Each line of the material must be returned exactly.

# # # # #

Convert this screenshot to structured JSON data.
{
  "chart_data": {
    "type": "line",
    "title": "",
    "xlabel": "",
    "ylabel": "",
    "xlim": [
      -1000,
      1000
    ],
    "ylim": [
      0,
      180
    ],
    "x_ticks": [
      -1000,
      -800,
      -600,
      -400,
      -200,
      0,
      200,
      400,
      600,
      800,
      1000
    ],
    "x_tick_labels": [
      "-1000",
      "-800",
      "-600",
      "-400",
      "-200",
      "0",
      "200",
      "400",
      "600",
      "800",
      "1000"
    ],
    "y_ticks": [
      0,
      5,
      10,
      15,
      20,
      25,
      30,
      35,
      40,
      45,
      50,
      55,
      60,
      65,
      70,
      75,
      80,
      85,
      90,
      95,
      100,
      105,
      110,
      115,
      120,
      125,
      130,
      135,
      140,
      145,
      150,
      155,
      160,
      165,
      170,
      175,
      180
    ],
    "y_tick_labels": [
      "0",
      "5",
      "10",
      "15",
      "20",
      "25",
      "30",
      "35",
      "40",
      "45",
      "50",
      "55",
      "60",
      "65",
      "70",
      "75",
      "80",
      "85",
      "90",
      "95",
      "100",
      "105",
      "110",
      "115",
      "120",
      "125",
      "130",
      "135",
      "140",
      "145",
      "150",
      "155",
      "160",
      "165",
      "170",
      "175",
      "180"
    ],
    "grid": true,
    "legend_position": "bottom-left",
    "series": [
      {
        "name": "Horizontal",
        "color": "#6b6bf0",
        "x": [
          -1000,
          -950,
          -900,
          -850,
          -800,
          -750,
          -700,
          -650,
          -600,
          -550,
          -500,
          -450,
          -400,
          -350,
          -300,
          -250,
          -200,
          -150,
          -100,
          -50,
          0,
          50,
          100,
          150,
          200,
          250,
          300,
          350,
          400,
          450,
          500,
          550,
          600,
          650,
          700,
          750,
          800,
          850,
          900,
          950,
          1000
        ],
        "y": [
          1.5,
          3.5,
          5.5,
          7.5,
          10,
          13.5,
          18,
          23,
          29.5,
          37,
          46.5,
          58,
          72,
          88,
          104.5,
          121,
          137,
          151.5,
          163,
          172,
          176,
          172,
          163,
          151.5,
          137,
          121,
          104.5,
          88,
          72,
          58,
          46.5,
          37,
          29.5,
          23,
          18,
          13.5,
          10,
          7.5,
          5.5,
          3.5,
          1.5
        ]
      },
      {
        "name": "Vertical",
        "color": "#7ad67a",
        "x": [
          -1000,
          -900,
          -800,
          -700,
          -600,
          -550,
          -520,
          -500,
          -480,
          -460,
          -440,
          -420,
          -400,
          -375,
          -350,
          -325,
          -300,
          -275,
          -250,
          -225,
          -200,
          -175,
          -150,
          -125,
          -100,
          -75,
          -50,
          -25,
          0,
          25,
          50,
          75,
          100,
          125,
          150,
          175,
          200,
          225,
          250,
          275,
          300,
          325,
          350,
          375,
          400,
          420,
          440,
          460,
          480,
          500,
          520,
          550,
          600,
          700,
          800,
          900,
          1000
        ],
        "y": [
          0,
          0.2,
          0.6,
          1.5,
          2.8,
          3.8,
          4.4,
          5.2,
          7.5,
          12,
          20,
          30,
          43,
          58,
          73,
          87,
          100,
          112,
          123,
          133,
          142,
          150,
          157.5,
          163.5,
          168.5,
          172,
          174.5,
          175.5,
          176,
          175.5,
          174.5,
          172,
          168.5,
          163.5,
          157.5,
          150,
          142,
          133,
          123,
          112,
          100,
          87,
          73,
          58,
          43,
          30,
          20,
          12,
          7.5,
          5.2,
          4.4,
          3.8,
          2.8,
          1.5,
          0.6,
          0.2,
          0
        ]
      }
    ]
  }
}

# # # # #

# Response to this exercise:
Convert this screenshot to structured JSON data.
{
  "chart_data": {
    "type": "line",
    "title": "",
    "xlabel": "",
    "ylabel": "",
    "xlim": [
      -1000,
      1000
    ],
    "ylim": [
      0,
      180
    ],
    "x_ticks": [
      -1000,
      -800,
      -600,
      -400,
      -200,
      0,
      200,
      400,
      600,
      800,
      1000
    ],
    "x_tick_labels": [
      "-1000",
      "-800",
      "-600",
      "-400",
      "-200",
      "0",
      "200",
      "400",
      "600",
      "800",
      "1000"
    ],
    "y_ticks": [
      0,
      5,
      10,
      15,
      20,
      25,
      30,
      35,
      40,
      45,
      50,
      55,
      60,
      65,
      70,
      75,
      80,
      85,
      90,
      95,
      100,
      105,
      110,
      115,
      120,
      125,
      130,
      135,
      140,
      145,
      150,
      155,
      160,
      165,
      170,
      175,
      180
    ],
    "y_tick_labels": [
      "0",
      "5",
      "10",
      "15",
      "20",
      "25",
      "30",
      "35",
      "40",
      "45",
      "50",
      "55",
      "60",
      "65",
      "70",
      "75",
      "80",
      "85",
      "90",
      "95",
      "100",
      "105",
      "110",
      "115",
      "120",
      "125",
      "130",
      "135",
      "140",
      "145",
      "150",
      "155",
      "160",
      "165",
      "170",
      "175",
      "180"
    ],
    "grid": true,
    "legend_position": "bottom-left",
    "series": [
      {
        "name": "Horizontal",
        "color": "#6b6bf0",
        "x": [
          -1000,
          -950,
          -900,
          -850,
          -800,
          -750,
          -700,
          -650,
          -600,
          -550,
          -500,
          -450,
          -400,
          -350,
          -300,
          -250,
          -200,
          -150,
          -100,
          -50,
          0,
          50,
          100,
          150,
          200,
          250,
          300,
          350,
          400,
          450,
          500,
          550,
          600,
          650,
          700,
          750,
          800,
          850,
          900,
          950,
          1000
        ],
        "y": [
          1.5,
          3.5,
          5.5,
          7.5,
          10,
          13.5,
          18,
          23,
          29.5,
          37,
          46.5,
          58,
          72,
          88,
          104.5,
          121,
          137,
          151.5,
          163,
          172,
          176,
          172,
          163,
          151.5,
          137,
          121,
          104.5,
          88,
          72,
          58,
          46.5,
          37,
          29.5,
          23,
          18,
          13.5,
          10,
          7.5,
          5.5,
          3.5,
          1.5
        ]
      },
      {
        "name": "Vertical",
        "color": "#7ad67a",
        "x": [
          -1000,
          -900,
          -800,
          -700,
          -600,
          -550,
          -520,
          -500,
          -480,
          -460,
          -440,
          -420,
          -400,
          -375,
          -350,
          -325,
          -300,
          -275,
          -250,
          -225,
          -200,
          -175,
          -150,
          -125,
          -100,
          -75,
          -50,
          -25,
          0,
          25,
          50,
          75,
          100,
          125,
          150,
          175,
          200,
          225,
          250,
          275,
          300,
          325,
          350,
          375,
          400,
          420,
          440,
          460,
          480,
          500,
          520,
          550,
          600,
          700,
          800,
          900,
          1000
        ],
        "y": [
          0,
          0.2,
          0.6,
          1.5,
          2.8,
          3.8,
          4.4,
          5.2,
          7.5,
          12,
          20,
          30,
          43,
          58,
          73,
          87,
          100,
          112,
          123,
          133,
          142,
          150,
          157.5,
          163.5,
          168.5,
          172,
          174.5,
          175.5,
          176,
          175.5,
          174.5,
          172,
          168.5,
          163.5,
          157.5,
          150,
          142,
          133,
          123,
          112,
          100,
          87,
          73,
          58,
          43,
          30,
          20,
          12,
          7.5,
          5.2,
          4.4,
          3.8,
          2.8,
          1.5,
          0.6,
          0.2,
          0
        ]
      }
    ]
  }
}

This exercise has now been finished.